====== Dataset content ======

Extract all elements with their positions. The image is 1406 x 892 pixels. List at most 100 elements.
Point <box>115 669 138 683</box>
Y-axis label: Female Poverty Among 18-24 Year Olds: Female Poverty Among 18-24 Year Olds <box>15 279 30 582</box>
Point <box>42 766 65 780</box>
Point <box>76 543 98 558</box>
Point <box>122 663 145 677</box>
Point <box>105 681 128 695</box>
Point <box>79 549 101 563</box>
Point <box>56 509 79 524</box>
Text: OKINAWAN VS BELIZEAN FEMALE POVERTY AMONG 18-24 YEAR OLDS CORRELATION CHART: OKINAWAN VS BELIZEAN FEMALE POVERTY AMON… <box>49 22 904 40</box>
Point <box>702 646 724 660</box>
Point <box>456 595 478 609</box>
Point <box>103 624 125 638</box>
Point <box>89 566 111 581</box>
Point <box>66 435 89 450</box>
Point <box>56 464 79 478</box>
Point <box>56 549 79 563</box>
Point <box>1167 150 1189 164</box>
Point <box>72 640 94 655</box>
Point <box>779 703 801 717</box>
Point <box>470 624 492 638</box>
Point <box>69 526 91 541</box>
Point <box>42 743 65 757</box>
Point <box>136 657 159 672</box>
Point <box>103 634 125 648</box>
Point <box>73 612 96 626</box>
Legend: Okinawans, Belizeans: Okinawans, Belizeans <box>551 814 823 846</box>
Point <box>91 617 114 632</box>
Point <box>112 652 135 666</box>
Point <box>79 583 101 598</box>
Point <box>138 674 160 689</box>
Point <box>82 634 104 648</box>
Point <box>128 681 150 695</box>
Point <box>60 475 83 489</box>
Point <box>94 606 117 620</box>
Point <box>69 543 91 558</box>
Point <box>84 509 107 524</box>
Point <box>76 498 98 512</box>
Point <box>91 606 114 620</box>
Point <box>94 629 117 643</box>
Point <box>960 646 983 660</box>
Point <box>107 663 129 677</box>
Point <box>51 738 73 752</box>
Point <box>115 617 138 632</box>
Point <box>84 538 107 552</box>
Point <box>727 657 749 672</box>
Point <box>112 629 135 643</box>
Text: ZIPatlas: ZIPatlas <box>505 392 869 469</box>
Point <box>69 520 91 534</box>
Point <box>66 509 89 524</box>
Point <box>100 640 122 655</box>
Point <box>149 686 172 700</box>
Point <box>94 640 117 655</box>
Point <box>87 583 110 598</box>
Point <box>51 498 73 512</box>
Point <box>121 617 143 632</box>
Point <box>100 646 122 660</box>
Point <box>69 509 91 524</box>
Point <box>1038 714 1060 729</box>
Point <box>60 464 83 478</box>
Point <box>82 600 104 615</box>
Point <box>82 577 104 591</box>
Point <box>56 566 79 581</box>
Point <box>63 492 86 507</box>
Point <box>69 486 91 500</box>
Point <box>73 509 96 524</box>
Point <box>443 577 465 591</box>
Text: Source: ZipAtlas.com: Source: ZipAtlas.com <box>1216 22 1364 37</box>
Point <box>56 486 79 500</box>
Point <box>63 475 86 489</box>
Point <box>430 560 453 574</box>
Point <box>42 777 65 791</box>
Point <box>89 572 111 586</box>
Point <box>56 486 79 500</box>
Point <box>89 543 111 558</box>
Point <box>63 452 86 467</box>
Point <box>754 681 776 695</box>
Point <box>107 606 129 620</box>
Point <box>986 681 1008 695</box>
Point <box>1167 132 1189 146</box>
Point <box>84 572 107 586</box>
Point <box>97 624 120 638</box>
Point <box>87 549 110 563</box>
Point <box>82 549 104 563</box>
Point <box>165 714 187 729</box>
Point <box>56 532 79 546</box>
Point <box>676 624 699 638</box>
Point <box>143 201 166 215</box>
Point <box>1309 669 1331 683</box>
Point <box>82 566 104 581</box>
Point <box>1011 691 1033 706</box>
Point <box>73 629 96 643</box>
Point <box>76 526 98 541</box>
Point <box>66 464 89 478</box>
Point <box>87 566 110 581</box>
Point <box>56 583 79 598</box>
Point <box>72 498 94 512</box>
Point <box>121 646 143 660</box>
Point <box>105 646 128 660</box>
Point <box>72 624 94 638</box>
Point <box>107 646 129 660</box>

======

Copy every line of the data above word for word, with no changes.

Extract all elements with their positions. The image is 1406 x 892 pixels. List at most 100 elements.
Point <box>115 669 138 683</box>
Y-axis label: Female Poverty Among 18-24 Year Olds: Female Poverty Among 18-24 Year Olds <box>15 279 30 582</box>
Point <box>42 766 65 780</box>
Point <box>76 543 98 558</box>
Point <box>122 663 145 677</box>
Point <box>105 681 128 695</box>
Point <box>79 549 101 563</box>
Point <box>56 509 79 524</box>
Text: OKINAWAN VS BELIZEAN FEMALE POVERTY AMONG 18-24 YEAR OLDS CORRELATION CHART: OKINAWAN VS BELIZEAN FEMALE POVERTY AMON… <box>49 22 904 40</box>
Point <box>702 646 724 660</box>
Point <box>456 595 478 609</box>
Point <box>103 624 125 638</box>
Point <box>89 566 111 581</box>
Point <box>66 435 89 450</box>
Point <box>56 464 79 478</box>
Point <box>56 549 79 563</box>
Point <box>1167 150 1189 164</box>
Point <box>72 640 94 655</box>
Point <box>779 703 801 717</box>
Point <box>470 624 492 638</box>
Point <box>69 526 91 541</box>
Point <box>42 743 65 757</box>
Point <box>136 657 159 672</box>
Point <box>103 634 125 648</box>
Point <box>73 612 96 626</box>
Legend: Okinawans, Belizeans: Okinawans, Belizeans <box>551 814 823 846</box>
Point <box>91 617 114 632</box>
Point <box>112 652 135 666</box>
Point <box>79 583 101 598</box>
Point <box>138 674 160 689</box>
Point <box>82 634 104 648</box>
Point <box>128 681 150 695</box>
Point <box>60 475 83 489</box>
Point <box>94 606 117 620</box>
Point <box>69 543 91 558</box>
Point <box>84 509 107 524</box>
Point <box>76 498 98 512</box>
Point <box>91 606 114 620</box>
Point <box>94 629 117 643</box>
Point <box>960 646 983 660</box>
Point <box>107 663 129 677</box>
Point <box>51 738 73 752</box>
Point <box>115 617 138 632</box>
Point <box>84 538 107 552</box>
Point <box>727 657 749 672</box>
Point <box>112 629 135 643</box>
Text: ZIPatlas: ZIPatlas <box>505 392 869 469</box>
Point <box>69 520 91 534</box>
Point <box>66 509 89 524</box>
Point <box>100 640 122 655</box>
Point <box>149 686 172 700</box>
Point <box>94 640 117 655</box>
Point <box>87 583 110 598</box>
Point <box>51 498 73 512</box>
Point <box>121 617 143 632</box>
Point <box>100 646 122 660</box>
Point <box>69 509 91 524</box>
Point <box>1038 714 1060 729</box>
Point <box>60 464 83 478</box>
Point <box>82 600 104 615</box>
Point <box>82 577 104 591</box>
Point <box>56 566 79 581</box>
Point <box>63 492 86 507</box>
Point <box>69 486 91 500</box>
Point <box>73 509 96 524</box>
Point <box>443 577 465 591</box>
Text: Source: ZipAtlas.com: Source: ZipAtlas.com <box>1216 22 1364 37</box>
Point <box>56 486 79 500</box>
Point <box>63 475 86 489</box>
Point <box>430 560 453 574</box>
Point <box>42 777 65 791</box>
Point <box>89 572 111 586</box>
Point <box>56 486 79 500</box>
Point <box>89 543 111 558</box>
Point <box>63 452 86 467</box>
Point <box>754 681 776 695</box>
Point <box>107 606 129 620</box>
Point <box>986 681 1008 695</box>
Point <box>1167 132 1189 146</box>
Point <box>84 572 107 586</box>
Point <box>97 624 120 638</box>
Point <box>87 549 110 563</box>
Point <box>82 549 104 563</box>
Point <box>165 714 187 729</box>
Point <box>56 532 79 546</box>
Point <box>676 624 699 638</box>
Point <box>143 201 166 215</box>
Point <box>1309 669 1331 683</box>
Point <box>82 566 104 581</box>
Point <box>1011 691 1033 706</box>
Point <box>73 629 96 643</box>
Point <box>76 526 98 541</box>
Point <box>66 464 89 478</box>
Point <box>87 566 110 581</box>
Point <box>56 583 79 598</box>
Point <box>72 498 94 512</box>
Point <box>121 646 143 660</box>
Point <box>105 646 128 660</box>
Point <box>72 624 94 638</box>
Point <box>107 646 129 660</box>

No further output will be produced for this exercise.